Set problem » Return every record below exactly as written, omitting any pictures.

Data extracted from a collection:
= = = = =

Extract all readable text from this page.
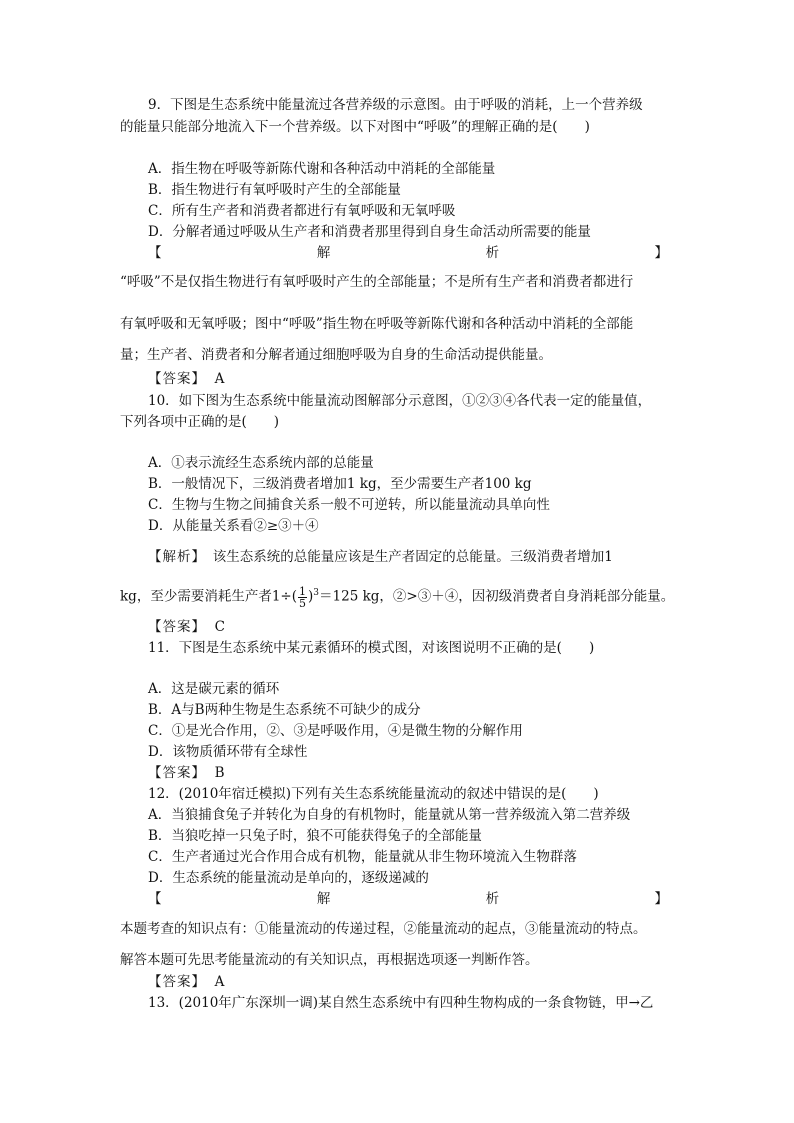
9．下图是生态系统中能量流过各营养级的示意图。由于呼吸的消耗，上一个营养级
的能量只能部分地流入下一个营养级。以下对图中“呼吸”的理解正确的是(　　)
A．指生物在呼吸等新陈代谢和各种活动中消耗的全部能量
B．指生物进行有氧呼吸时产生的全部能量
C．所有生产者和消费者都进行有氧呼吸和无氧呼吸
D．分解者通过呼吸从生产者和消费者那里得到自身生命活动所需要的能量
【	解	析	】
“呼吸”不是仅指生物进行有氧呼吸时产生的全部能量；不是所有生产者和消费者都进行
有氧呼吸和无氧呼吸；图中“呼吸”指生物在呼吸等新陈代谢和各种活动中消耗的全部能
量；生产者、消费者和分解者通过细胞呼吸为自身的生命活动提供能量。
【答案】 A
10．如下图为生态系统中能量流动图解部分示意图，①②③④各代表一定的能量值，
下列各项中正确的是(　　)
A．①表示流经生态系统内部的总能量
B．一般情况下，三级消费者增加1 kg，至少需要生产者100 kg
C．生物与生物之间捕食关系一般不可逆转，所以能量流动具单向性
D．从能量关系看②≥③＋④
【解析】　该生态系统的总能量应该是生产者固定的总能量。三级消费者增加1
kg，至少需要消耗生产者$1\div( \frac{1}{5} )^3=125$ kg，②>③＋④，因初级消费者自身消耗部分能量。
【答案】 C
11．下图是生态系统中某元素循环的模式图，对该图说明不正确的是(　　)
A．这是碳元素的循环
B．A与B两种生物是生态系统不可缺少的成分
C．①是光合作用，②、③是呼吸作用，④是微生物的分解作用
D．该物质循环带有全球性
【答案】 B
12．(2010年宿迁模拟)下列有关生态系统能量流动的叙述中错误的是(　　)
A．当狼捕食兔子并转化为自身的有机物时，能量就从第一营养级流入第二营养级
B．当狼吃掉一只兔子时，狼不可能获得兔子的全部能量
C．生产者通过光合作用合成有机物，能量就从非生物环境流入生物群落
D．生态系统的能量流动是单向的，逐级递减的
【	解	析	】
本题考查的知识点有：①能量流动的传递过程，②能量流动的起点，③能量流动的特点。
解答本题可先思考能量流动的有关知识点，再根据选项逐一判断作答。
【答案】 A
13．(2010年广东深圳一调)某自然生态系统中有四种生物构成的一条食物链，甲→乙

= = = = =

Task solution »
Extract all readable text from this page.
9．下图是生态系统中能量流过各营养级的示意图。由于呼吸的消耗，上一个营养级
的能量只能部分地流入下一个营养级。以下对图中“呼吸”的理解正确的是(　　)
A．指生物在呼吸等新陈代谢和各种活动中消耗的全部能量
B．指生物进行有氧呼吸时产生的全部能量
C．所有生产者和消费者都进行有氧呼吸和无氧呼吸
D．分解者通过呼吸从生产者和消费者那里得到自身生命活动所需要的能量
【	解	析	】
“呼吸”不是仅指生物进行有氧呼吸时产生的全部能量；不是所有生产者和消费者都进行
有氧呼吸和无氧呼吸；图中“呼吸”指生物在呼吸等新陈代谢和各种活动中消耗的全部能
量；生产者、消费者和分解者通过细胞呼吸为自身的生命活动提供能量。
【答案】 A
10．如下图为生态系统中能量流动图解部分示意图，①②③④各代表一定的能量值，
下列各项中正确的是(　　)
A．①表示流经生态系统内部的总能量
B．一般情况下，三级消费者增加1 kg，至少需要生产者100 kg
C．生物与生物之间捕食关系一般不可逆转，所以能量流动具单向性
D．从能量关系看②≥③＋④
【解析】　该生态系统的总能量应该是生产者固定的总能量。三级消费者增加1
kg，至少需要消耗生产者$1\div( \frac{1}{5} )^3=125$ kg，②>③＋④，因初级消费者自身消耗部分能量。
【答案】 C
11．下图是生态系统中某元素循环的模式图，对该图说明不正确的是(　　)
A．这是碳元素的循环
B．A与B两种生物是生态系统不可缺少的成分
C．①是光合作用，②、③是呼吸作用，④是微生物的分解作用
D．该物质循环带有全球性
【答案】 B
12．(2010年宿迁模拟)下列有关生态系统能量流动的叙述中错误的是(　　)
A．当狼捕食兔子并转化为自身的有机物时，能量就从第一营养级流入第二营养级
B．当狼吃掉一只兔子时，狼不可能获得兔子的全部能量
C．生产者通过光合作用合成有机物，能量就从非生物环境流入生物群落
D．生态系统的能量流动是单向的，逐级递减的
【	解	析	】
本题考查的知识点有：①能量流动的传递过程，②能量流动的起点，③能量流动的特点。
解答本题可先思考能量流动的有关知识点，再根据选项逐一判断作答。
【答案】 A
13．(2010年广东深圳一调)某自然生态系统中有四种生物构成的一条食物链，甲→乙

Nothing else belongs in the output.